## Work required
Quote the records that follow in full and exactly; leave out the pictures.

* BEGIN Entries provided *

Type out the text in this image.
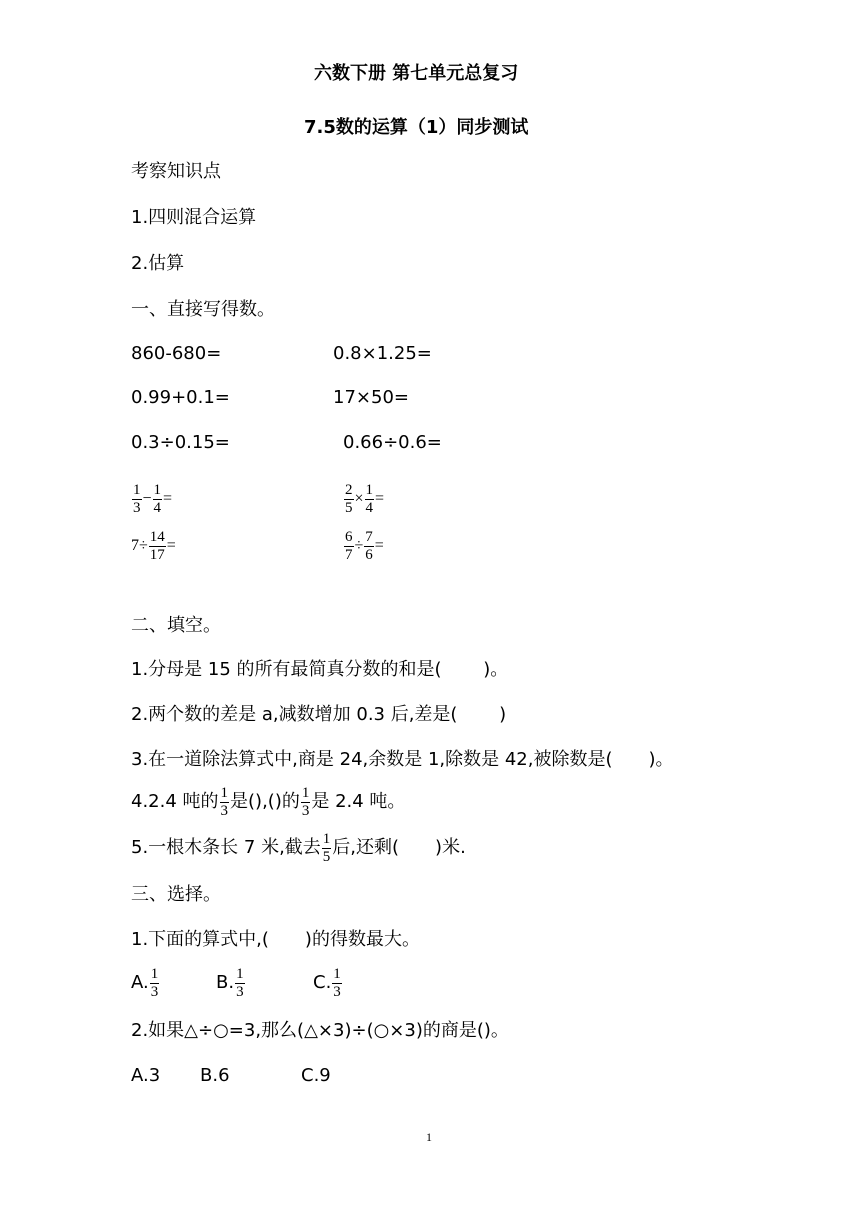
六数下册 第七单元总复习
7.5数的运算（1）同步测试
考察知识点
1.四则混合运算
2.估算
一、直接写得数。
860-680=	0.8×1.25=
0.99+0.1=	17×50=
0.3÷0.15=	0.66÷0.6=
$\frac{1}{3} - \frac{1}{4}$ =	$\frac{2}{5} \times \frac{1}{4}$ =
$7\div \frac{14}{17}$ =	$\frac{6}{7} \div \frac{7}{6}$ =
二、填空。
1.分母是 15 的所有最简真分数的和是(　　 )。
2.两个数的差是 a,减数增加 0.3 后,差是(　　 )
3.在一道除法算式中,商是 24,余数是 1,除数是 42,被除数是(　　)。
4.2.4 吨的 $\frac{1}{3}$ 是(),()的 $\frac{1}{3}$ 是 2.4 吨。
5.一根木条长 7 米,截去 $\frac{1}{5}$ 后,还剩(　　)米.
三、选择。
1.下面的算式中,(　　)的得数最大。
A. $\frac{1}{3}$	B. $\frac{1}{3}$	C. $\frac{1}{3}$
2.如果△÷○=3,那么(△×3)÷(○×3)的商是()。
A.3 B.6	C.9
1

* END Entries provided *

## Response to the task
Type out the text in this image.
六数下册 第七单元总复习
7.5数的运算（1）同步测试
考察知识点
1.四则混合运算
2.估算
一、直接写得数。
860-680=	0.8×1.25=
0.99+0.1=	17×50=
0.3÷0.15=	0.66÷0.6=
$\frac{1}{3} - \frac{1}{4}$ =	$\frac{2}{5} \times \frac{1}{4}$ =
$7\div \frac{14}{17}$ =	$\frac{6}{7} \div \frac{7}{6}$ =
二、填空。
1.分母是 15 的所有最简真分数的和是(　　 )。
2.两个数的差是 a,减数增加 0.3 后,差是(　　 )
3.在一道除法算式中,商是 24,余数是 1,除数是 42,被除数是(　　)。
4.2.4 吨的 $\frac{1}{3}$ 是(),()的 $\frac{1}{3}$ 是 2.4 吨。
5.一根木条长 7 米,截去 $\frac{1}{5}$ 后,还剩(　　)米.
三、选择。
1.下面的算式中,(　　)的得数最大。
A. $\frac{1}{3}$	B. $\frac{1}{3}$	C. $\frac{1}{3}$
2.如果△÷○=3,那么(△×3)÷(○×3)的商是()。
A.3 B.6	C.9
1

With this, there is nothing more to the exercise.